● **Source document**
....
Marvel's Spider-Man fans finally got their wish of the Sam Raimi suit being added to the PlayStation 4 game - for free - earlier today with many taking a moment to apologize for harassing the developers. Though the suit itself is good news, it does raise a point of concern over the rising trend of death threats and volatile harassment that developers seem to be getting when players don't get their way.
This case is glaringly apparent given how beautiful the story was (and continues to be) with incredible reviews and the already huge line-up of available Spidey suits. Many in the industry have begun speaking out about the mistreatment of developers and the cresting sense of entitlement from consumers. One such person speaking out is none other than the Insomniac Games Community Director himself with a message that continues to spread in popularity.
Passionate is not an excuse for harassment.
Having paid for a piece of software or a service does not entitle you to be a jerk.
You are not always right.— James Stevenson (@JamesStevenson) December 19, 2018
He also added an additional note for those "trolls" that are saying they "won" because of the suit's addition. Stevenson responded saying that these decisions have to go through a pipeline, and that they never "stopped listening":
Just know things take a LONG time sometimes (months and months!) and even then go down to the literal wire.
We obviously never stopped listening.— James Stevenson (@JamesStevenson) December 20, 2018
As we noted earlier today with our previous coverage, many players of the popular PS4 game came forward to apologize for previous messages, and the overall excitement for the newest addition was immediately felt. But over the last several years, death/rape/violence threats have been at an all-time high being slung from gamers to the developers that make the stories we experience.
Not just in games, but everything in life, it's impossible to make everyone 100% happy. There will be different opinions, various perspectives, and general "not my cup of tea" responses - and that's OK. Not every game is going to suit your fancy, and that is also OK. What's not OK is threatening a working professional over not getting what you want. It's more than "I'm the consumer" - it's about being a decent human being.
....
● **Dataset extract**
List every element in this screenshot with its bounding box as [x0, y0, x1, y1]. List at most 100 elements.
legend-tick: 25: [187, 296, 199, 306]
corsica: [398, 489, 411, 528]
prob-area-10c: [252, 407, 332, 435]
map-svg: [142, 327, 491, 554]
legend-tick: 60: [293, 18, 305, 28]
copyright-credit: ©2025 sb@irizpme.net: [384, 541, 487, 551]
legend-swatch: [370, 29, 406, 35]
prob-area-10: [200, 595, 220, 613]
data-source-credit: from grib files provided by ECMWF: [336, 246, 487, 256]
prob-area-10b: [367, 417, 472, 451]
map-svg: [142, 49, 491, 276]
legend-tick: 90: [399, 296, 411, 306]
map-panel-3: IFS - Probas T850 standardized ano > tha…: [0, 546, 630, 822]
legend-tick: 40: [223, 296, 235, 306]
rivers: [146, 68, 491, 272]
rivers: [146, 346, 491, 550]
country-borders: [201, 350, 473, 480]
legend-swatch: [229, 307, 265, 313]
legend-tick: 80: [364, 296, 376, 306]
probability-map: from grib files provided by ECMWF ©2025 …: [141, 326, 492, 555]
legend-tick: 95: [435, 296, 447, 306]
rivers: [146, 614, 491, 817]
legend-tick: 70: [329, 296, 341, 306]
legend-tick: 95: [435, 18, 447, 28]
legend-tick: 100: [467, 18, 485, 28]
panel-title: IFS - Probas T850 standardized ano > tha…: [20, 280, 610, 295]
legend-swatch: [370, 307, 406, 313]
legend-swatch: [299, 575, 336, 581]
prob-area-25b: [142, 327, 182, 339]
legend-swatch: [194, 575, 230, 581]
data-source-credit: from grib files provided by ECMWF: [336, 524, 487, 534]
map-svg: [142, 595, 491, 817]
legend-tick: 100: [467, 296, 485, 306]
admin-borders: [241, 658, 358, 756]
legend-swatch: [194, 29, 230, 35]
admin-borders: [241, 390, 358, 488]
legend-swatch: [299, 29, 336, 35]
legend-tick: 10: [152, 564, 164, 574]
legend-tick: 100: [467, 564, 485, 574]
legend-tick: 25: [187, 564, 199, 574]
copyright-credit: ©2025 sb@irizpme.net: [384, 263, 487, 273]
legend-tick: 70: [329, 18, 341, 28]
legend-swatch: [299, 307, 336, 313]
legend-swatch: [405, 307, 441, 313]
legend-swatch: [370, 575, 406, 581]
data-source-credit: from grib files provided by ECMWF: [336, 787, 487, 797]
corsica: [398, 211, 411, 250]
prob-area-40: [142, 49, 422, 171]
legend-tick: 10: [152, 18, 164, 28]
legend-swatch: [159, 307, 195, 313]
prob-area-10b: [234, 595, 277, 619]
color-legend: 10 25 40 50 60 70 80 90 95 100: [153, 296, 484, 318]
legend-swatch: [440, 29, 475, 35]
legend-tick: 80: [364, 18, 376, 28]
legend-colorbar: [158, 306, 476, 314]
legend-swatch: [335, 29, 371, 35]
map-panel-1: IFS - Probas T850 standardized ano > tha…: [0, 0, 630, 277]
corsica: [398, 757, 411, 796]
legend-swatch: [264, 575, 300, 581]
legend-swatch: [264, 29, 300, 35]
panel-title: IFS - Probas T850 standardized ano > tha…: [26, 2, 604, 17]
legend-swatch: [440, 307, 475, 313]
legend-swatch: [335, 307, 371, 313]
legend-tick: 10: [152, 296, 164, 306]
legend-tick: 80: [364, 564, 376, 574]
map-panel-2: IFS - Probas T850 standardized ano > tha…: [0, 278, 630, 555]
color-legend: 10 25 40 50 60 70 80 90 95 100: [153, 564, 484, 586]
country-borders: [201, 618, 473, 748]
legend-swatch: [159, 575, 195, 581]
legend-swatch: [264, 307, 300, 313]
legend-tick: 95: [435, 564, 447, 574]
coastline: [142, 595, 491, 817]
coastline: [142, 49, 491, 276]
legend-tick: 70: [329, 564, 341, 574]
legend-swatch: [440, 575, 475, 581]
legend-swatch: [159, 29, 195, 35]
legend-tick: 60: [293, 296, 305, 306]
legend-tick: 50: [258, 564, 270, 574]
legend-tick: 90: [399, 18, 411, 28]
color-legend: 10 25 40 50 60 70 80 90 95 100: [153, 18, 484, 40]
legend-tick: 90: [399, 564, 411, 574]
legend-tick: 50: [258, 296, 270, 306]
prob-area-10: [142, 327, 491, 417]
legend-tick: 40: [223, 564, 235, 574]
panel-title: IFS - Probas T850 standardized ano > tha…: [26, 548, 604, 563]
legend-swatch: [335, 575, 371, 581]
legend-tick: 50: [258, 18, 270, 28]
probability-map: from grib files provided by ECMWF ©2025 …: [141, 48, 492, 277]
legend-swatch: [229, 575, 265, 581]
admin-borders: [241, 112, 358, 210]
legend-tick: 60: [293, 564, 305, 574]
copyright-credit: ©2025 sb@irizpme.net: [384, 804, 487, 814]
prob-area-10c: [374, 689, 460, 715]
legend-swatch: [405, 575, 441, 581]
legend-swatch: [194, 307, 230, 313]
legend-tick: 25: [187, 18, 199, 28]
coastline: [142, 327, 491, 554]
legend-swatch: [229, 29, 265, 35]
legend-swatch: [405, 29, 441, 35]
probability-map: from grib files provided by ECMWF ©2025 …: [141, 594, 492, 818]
....
Set down the passage of the article on harassment of game developers starting at "Marvel's Spider-Man fans" and ending at "get their way.", word for word.

● **Exercise solution**
Marvel's Spider-Man fans finally got their wish of the Sam Raimi suit being added to the PlayStation 4 game - for free - earlier today with many taking a moment to apologize for harassing the developers. Though the suit itself is good news, it does raise a point of concern over the rising trend of death threats and volatile harassment that developers seem to be getting when players don't get their way.